BEGIN DATA SUPPLIED

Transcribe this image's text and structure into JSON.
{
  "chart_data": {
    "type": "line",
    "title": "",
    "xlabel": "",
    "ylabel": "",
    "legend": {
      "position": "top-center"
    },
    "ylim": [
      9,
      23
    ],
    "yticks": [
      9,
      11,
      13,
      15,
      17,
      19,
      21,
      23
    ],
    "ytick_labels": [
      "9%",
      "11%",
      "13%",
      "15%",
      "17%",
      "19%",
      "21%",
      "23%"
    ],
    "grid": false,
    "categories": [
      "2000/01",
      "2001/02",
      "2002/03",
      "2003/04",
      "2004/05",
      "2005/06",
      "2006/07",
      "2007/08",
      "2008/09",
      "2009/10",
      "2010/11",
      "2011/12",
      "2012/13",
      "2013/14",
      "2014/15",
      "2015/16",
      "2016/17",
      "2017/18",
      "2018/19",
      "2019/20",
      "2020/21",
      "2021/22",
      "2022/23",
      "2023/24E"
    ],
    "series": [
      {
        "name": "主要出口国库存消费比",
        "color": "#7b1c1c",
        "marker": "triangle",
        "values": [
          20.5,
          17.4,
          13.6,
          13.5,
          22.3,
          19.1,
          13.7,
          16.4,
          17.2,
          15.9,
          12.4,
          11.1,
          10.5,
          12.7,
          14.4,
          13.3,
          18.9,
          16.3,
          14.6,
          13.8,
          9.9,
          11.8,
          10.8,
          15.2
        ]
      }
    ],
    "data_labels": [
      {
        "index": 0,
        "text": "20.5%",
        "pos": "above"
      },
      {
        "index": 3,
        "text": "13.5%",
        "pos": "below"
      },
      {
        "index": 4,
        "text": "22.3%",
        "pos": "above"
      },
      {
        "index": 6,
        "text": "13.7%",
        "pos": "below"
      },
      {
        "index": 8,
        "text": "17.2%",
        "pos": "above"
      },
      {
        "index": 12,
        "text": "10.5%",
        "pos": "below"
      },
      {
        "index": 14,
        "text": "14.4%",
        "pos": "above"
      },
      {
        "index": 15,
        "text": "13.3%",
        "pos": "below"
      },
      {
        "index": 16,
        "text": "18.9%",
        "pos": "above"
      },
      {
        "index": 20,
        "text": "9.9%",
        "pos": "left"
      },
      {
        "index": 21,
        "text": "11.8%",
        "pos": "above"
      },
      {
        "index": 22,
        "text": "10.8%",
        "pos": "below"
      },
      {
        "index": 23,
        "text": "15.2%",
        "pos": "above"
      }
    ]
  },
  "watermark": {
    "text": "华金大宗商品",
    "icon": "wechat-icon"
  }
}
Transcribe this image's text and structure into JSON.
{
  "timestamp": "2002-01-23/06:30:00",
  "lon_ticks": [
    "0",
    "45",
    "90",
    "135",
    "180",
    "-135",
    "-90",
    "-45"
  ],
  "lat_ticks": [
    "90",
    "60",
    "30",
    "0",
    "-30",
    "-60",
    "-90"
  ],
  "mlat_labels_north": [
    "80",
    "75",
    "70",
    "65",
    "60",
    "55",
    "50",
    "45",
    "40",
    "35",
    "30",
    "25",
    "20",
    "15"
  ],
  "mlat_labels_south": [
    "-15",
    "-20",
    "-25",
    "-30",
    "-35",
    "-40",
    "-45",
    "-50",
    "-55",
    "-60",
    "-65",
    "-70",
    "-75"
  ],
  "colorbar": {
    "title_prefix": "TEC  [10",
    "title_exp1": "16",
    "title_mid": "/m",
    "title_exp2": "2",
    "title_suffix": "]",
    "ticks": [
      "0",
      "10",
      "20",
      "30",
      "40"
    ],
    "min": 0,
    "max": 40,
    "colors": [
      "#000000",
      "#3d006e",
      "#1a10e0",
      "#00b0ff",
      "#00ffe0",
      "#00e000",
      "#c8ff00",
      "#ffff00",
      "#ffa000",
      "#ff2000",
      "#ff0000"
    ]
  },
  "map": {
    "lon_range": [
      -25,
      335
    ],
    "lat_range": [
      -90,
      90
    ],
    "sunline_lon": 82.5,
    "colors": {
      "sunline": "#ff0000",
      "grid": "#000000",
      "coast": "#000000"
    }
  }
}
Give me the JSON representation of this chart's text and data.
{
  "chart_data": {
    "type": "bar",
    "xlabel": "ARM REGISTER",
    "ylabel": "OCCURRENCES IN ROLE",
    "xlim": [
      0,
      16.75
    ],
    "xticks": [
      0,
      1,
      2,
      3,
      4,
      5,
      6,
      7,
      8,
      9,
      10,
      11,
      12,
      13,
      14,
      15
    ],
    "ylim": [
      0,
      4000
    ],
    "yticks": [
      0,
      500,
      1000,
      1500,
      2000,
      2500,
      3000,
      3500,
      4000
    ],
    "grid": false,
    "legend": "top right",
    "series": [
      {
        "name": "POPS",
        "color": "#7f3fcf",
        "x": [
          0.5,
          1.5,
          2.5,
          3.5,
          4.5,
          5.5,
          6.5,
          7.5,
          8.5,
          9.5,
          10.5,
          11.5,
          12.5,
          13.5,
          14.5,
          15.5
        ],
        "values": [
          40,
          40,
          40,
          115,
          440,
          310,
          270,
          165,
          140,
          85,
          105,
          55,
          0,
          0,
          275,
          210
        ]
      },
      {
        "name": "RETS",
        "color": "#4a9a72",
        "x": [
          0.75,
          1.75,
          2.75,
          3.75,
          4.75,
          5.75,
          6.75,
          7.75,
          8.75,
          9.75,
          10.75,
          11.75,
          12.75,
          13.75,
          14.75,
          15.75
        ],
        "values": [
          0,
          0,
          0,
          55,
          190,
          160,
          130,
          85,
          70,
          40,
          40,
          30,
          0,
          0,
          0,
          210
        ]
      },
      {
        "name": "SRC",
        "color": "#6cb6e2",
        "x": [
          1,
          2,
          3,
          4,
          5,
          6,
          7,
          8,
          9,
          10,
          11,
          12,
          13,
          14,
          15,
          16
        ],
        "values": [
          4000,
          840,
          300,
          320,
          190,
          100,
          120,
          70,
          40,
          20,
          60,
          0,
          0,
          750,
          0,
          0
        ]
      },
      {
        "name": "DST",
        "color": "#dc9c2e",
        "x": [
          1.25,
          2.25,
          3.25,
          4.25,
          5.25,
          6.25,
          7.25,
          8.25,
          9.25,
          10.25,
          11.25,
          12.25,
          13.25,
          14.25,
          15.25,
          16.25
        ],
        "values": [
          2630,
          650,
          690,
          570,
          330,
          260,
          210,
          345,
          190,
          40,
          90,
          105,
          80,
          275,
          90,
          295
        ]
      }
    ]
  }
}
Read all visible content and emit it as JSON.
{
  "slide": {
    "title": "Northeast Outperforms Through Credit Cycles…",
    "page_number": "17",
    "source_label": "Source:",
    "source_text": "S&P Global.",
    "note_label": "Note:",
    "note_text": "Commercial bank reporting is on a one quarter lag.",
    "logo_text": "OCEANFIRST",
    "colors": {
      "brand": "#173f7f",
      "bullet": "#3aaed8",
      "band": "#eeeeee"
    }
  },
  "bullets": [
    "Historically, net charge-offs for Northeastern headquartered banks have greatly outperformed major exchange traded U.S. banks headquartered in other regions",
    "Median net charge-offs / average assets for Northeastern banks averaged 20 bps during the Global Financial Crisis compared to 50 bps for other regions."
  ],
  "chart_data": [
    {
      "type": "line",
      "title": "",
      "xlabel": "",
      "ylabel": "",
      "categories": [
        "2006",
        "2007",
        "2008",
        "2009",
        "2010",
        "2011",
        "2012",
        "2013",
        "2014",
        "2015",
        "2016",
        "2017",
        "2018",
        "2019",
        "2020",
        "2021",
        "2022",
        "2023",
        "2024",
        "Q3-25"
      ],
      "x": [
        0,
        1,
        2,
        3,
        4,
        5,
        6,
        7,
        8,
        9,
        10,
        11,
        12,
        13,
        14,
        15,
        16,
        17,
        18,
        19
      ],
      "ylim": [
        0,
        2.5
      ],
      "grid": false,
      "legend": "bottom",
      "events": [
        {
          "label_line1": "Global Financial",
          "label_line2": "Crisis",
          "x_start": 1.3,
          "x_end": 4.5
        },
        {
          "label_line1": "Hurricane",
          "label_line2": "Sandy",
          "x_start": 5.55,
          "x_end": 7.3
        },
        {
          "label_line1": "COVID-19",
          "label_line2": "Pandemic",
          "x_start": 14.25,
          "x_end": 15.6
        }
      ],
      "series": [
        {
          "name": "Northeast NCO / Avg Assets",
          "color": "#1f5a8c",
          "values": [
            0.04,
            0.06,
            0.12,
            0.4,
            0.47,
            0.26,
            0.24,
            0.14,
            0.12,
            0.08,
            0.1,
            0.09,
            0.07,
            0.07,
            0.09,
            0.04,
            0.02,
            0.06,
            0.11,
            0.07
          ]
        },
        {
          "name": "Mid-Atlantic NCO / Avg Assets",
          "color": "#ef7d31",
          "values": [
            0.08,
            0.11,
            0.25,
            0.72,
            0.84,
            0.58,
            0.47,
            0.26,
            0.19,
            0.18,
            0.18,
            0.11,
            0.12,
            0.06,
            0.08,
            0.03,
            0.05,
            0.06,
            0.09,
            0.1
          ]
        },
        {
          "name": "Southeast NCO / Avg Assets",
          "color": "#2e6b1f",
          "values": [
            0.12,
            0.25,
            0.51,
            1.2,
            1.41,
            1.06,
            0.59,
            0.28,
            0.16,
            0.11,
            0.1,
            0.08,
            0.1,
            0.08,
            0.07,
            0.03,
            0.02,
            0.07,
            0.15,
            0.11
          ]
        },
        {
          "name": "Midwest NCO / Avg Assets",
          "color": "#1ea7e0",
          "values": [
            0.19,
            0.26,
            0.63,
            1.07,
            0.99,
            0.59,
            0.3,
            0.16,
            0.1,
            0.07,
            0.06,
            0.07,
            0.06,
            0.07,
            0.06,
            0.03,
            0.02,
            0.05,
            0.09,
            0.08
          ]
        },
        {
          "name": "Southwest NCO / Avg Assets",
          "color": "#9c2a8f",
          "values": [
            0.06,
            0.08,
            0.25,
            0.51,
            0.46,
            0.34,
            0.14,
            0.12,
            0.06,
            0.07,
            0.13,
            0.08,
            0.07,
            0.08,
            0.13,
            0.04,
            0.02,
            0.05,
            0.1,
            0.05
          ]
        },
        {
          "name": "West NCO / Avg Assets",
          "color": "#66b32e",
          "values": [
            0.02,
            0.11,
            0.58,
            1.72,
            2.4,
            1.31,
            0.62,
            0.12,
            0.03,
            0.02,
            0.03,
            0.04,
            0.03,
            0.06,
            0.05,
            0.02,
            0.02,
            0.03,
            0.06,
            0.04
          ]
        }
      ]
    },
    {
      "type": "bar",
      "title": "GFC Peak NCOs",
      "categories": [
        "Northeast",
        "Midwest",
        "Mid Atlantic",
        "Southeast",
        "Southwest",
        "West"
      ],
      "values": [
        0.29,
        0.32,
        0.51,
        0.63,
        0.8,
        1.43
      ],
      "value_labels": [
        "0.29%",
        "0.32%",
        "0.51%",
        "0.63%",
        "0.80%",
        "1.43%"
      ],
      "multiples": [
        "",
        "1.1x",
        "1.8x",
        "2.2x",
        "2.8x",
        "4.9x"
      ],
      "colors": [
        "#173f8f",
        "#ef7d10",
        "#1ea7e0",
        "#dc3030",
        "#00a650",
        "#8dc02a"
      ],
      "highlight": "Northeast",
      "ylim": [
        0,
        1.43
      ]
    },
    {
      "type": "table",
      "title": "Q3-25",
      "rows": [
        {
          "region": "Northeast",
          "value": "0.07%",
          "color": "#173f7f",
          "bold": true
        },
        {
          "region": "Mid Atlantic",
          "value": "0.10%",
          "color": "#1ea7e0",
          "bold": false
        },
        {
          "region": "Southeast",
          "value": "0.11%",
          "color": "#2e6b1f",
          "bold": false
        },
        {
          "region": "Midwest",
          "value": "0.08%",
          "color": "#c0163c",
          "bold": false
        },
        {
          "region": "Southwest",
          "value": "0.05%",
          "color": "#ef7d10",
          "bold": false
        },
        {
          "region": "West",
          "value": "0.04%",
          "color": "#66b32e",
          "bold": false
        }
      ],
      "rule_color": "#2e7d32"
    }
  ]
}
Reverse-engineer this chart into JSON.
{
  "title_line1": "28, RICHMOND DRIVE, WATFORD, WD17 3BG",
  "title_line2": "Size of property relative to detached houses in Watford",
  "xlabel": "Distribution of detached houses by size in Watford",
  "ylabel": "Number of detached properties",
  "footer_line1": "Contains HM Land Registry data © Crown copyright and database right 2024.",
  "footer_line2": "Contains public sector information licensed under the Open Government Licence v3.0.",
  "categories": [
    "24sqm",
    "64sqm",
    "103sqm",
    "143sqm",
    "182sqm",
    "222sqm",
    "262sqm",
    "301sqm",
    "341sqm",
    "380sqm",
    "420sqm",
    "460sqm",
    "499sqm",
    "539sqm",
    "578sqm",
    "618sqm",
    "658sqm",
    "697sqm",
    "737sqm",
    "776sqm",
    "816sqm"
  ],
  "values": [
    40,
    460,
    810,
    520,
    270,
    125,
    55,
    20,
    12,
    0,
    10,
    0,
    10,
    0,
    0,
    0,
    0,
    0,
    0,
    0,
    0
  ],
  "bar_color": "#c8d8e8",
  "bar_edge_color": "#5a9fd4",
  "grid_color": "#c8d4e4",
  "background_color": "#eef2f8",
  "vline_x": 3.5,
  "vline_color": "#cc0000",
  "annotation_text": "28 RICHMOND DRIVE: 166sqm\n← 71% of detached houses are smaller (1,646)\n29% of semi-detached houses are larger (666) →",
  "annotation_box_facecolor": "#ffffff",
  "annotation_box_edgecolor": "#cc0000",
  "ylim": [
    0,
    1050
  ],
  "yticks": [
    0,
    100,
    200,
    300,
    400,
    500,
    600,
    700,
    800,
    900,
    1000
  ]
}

END DATA SUPPLIED

List the lines that contain the word "this".

• WRITTEN SOLUTION:
Transcribe this image's text and structure into JSON.
Transcribe this image's text and structure into JSON.
Give me the JSON representation of this chart's text and data.
Reverse-engineer this chart into JSON.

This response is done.